*Data rows*:
--- BEGIN ---

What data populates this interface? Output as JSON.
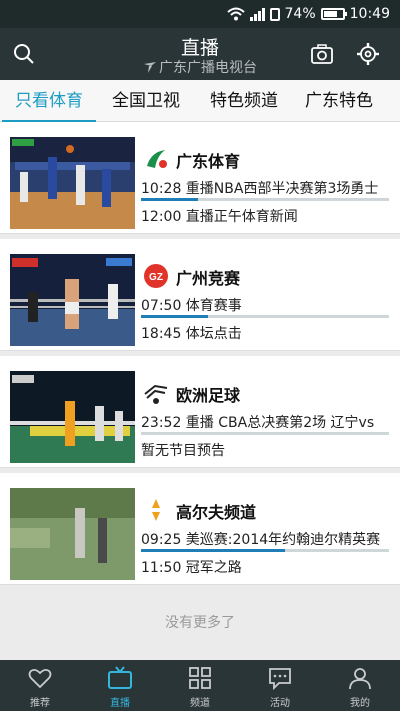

--- END ---
--- BEGIN ---

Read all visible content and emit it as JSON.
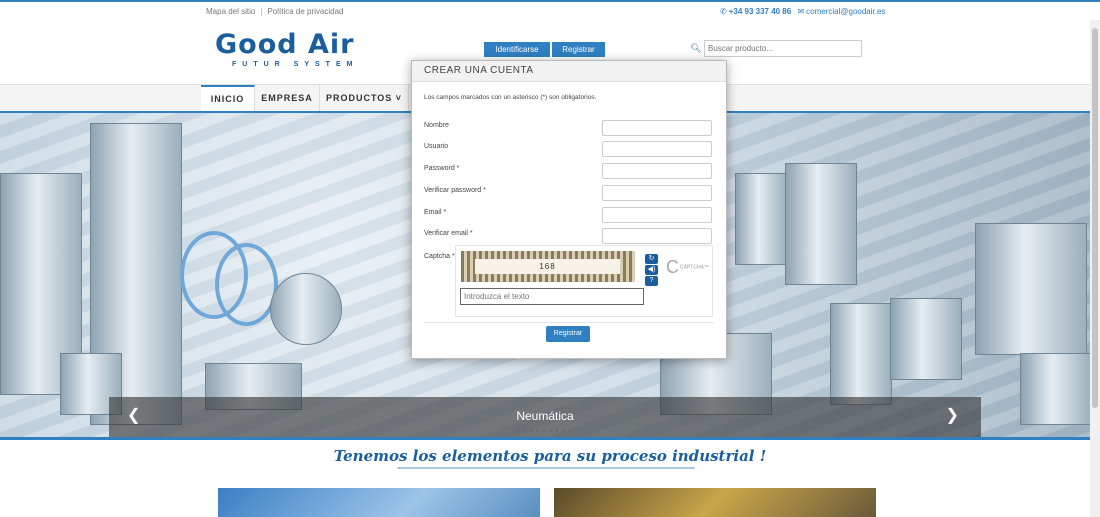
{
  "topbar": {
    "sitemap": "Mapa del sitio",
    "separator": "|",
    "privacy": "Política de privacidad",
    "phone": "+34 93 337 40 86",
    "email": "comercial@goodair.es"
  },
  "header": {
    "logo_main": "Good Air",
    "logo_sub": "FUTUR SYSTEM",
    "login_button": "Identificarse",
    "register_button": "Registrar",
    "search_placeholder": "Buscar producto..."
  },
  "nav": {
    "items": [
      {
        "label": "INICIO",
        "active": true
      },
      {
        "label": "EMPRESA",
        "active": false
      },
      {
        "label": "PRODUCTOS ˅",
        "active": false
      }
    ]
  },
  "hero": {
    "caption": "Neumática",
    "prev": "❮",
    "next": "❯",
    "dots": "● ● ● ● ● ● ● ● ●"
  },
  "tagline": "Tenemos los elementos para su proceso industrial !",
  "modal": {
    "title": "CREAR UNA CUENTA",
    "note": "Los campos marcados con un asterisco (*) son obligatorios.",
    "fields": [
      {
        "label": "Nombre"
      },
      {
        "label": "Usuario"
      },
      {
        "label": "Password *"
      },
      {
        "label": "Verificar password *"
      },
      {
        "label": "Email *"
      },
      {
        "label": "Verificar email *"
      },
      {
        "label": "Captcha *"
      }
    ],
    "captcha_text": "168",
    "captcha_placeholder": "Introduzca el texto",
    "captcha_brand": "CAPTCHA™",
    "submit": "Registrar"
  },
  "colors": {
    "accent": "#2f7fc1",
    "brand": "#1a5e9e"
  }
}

--- END ---
--- BEGIN ---

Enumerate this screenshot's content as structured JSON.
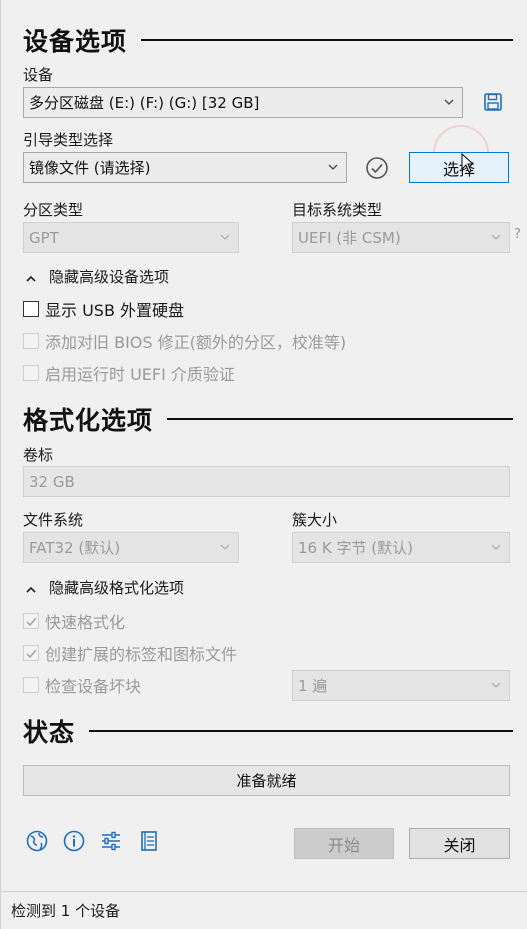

--- END ---

*Problem to solve*: Only the number is wanted: how many lines contain the string "this"?

*In response*: 2